Exercise =
Below is a block of records; return all of them exactly, but without the images.

[start]

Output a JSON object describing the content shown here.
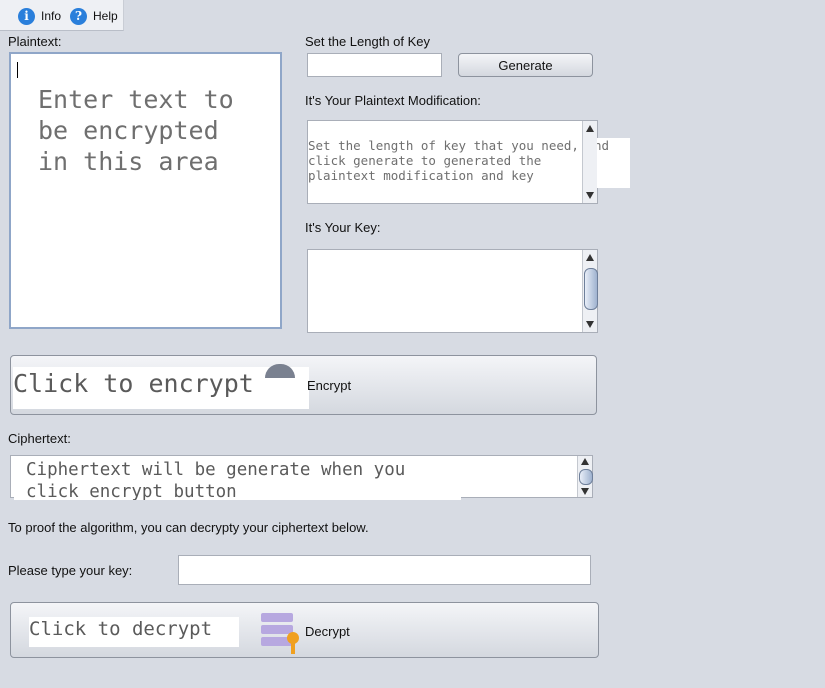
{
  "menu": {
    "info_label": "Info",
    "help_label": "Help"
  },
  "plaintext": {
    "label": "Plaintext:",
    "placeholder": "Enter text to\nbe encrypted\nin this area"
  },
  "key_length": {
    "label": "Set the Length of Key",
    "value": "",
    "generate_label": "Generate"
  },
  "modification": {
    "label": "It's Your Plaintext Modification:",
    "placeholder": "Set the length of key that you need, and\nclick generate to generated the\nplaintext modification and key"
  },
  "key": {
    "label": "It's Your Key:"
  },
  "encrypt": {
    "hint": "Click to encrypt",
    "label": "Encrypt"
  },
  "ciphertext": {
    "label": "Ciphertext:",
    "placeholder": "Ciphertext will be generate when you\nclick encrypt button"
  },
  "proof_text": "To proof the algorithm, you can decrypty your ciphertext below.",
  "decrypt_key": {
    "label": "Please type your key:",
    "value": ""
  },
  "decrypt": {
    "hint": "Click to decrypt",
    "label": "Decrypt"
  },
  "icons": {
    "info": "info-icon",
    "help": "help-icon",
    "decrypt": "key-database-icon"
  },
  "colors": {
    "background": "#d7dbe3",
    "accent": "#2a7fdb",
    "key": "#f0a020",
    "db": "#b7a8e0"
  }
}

[end]

Finished task =
Output a JSON object describing the content shown here.
{
  "menu": {
    "info_label": "Info",
    "help_label": "Help"
  },
  "plaintext": {
    "label": "Plaintext:",
    "placeholder": "Enter text to\nbe encrypted\nin this area"
  },
  "key_length": {
    "label": "Set the Length of Key",
    "value": "",
    "generate_label": "Generate"
  },
  "modification": {
    "label": "It's Your Plaintext Modification:",
    "placeholder": "Set the length of key that you need, and\nclick generate to generated the\nplaintext modification and key"
  },
  "key": {
    "label": "It's Your Key:"
  },
  "encrypt": {
    "hint": "Click to encrypt",
    "label": "Encrypt"
  },
  "ciphertext": {
    "label": "Ciphertext:",
    "placeholder": "Ciphertext will be generate when you\nclick encrypt button"
  },
  "proof_text": "To proof the algorithm, you can decrypty your ciphertext below.",
  "decrypt_key": {
    "label": "Please type your key:",
    "value": ""
  },
  "decrypt": {
    "hint": "Click to decrypt",
    "label": "Decrypt"
  },
  "icons": {
    "info": "info-icon",
    "help": "help-icon",
    "decrypt": "key-database-icon"
  },
  "colors": {
    "background": "#d7dbe3",
    "accent": "#2a7fdb",
    "key": "#f0a020",
    "db": "#b7a8e0"
  }
}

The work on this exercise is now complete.